Petunjuk Tugas
Tulis ulang setiap baris dalam entri di bawah ini tanpa mengubah satu karakter pun.

:: Data Tersedia

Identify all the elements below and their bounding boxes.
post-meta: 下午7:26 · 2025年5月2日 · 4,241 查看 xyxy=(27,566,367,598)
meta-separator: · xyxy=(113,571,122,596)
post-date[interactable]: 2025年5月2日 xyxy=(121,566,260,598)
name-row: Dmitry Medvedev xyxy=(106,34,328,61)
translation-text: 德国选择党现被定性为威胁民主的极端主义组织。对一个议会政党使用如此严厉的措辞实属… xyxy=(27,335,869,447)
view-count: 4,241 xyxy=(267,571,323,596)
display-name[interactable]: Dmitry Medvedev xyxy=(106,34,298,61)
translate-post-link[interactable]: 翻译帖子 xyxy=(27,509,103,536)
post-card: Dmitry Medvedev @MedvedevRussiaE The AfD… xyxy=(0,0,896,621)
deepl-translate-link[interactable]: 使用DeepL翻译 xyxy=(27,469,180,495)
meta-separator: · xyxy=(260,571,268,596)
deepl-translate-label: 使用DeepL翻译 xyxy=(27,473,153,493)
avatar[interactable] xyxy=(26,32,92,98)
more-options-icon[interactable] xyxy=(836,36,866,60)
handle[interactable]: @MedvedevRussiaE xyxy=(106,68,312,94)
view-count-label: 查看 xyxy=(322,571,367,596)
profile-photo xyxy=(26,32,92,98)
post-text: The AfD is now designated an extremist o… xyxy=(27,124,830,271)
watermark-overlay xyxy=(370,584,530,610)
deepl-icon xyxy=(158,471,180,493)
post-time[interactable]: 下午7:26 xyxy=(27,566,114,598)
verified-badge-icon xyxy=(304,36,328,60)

::::

Hasil Tugas
Identify all the elements below and their bounding boxes.
post-meta: 下午7:26 · 2025年5月2日 · 4,241 查看 xyxy=(27,566,367,598)
meta-separator: · xyxy=(113,571,122,596)
post-date[interactable]: 2025年5月2日 xyxy=(121,566,260,598)
name-row: Dmitry Medvedev xyxy=(106,34,328,61)
translation-text: 德国选择党现被定性为威胁民主的极端主义组织。对一个议会政党使用如此严厉的措辞实属… xyxy=(27,335,869,447)
view-count: 4,241 xyxy=(267,571,323,596)
display-name[interactable]: Dmitry Medvedev xyxy=(106,34,298,61)
translate-post-link[interactable]: 翻译帖子 xyxy=(27,509,103,536)
post-card: Dmitry Medvedev @MedvedevRussiaE The AfD… xyxy=(0,0,896,621)
deepl-translate-link[interactable]: 使用DeepL翻译 xyxy=(27,469,180,495)
meta-separator: · xyxy=(260,571,268,596)
deepl-translate-label: 使用DeepL翻译 xyxy=(27,473,153,493)
avatar[interactable] xyxy=(26,32,92,98)
more-options-icon[interactable] xyxy=(836,36,866,60)
handle[interactable]: @MedvedevRussiaE xyxy=(106,68,312,94)
view-count-label: 查看 xyxy=(322,571,367,596)
profile-photo xyxy=(26,32,92,98)
post-text: The AfD is now designated an extremist o… xyxy=(27,124,830,271)
watermark-overlay xyxy=(370,584,530,610)
deepl-icon xyxy=(158,471,180,493)
post-time[interactable]: 下午7:26 xyxy=(27,566,114,598)
verified-badge-icon xyxy=(304,36,328,60)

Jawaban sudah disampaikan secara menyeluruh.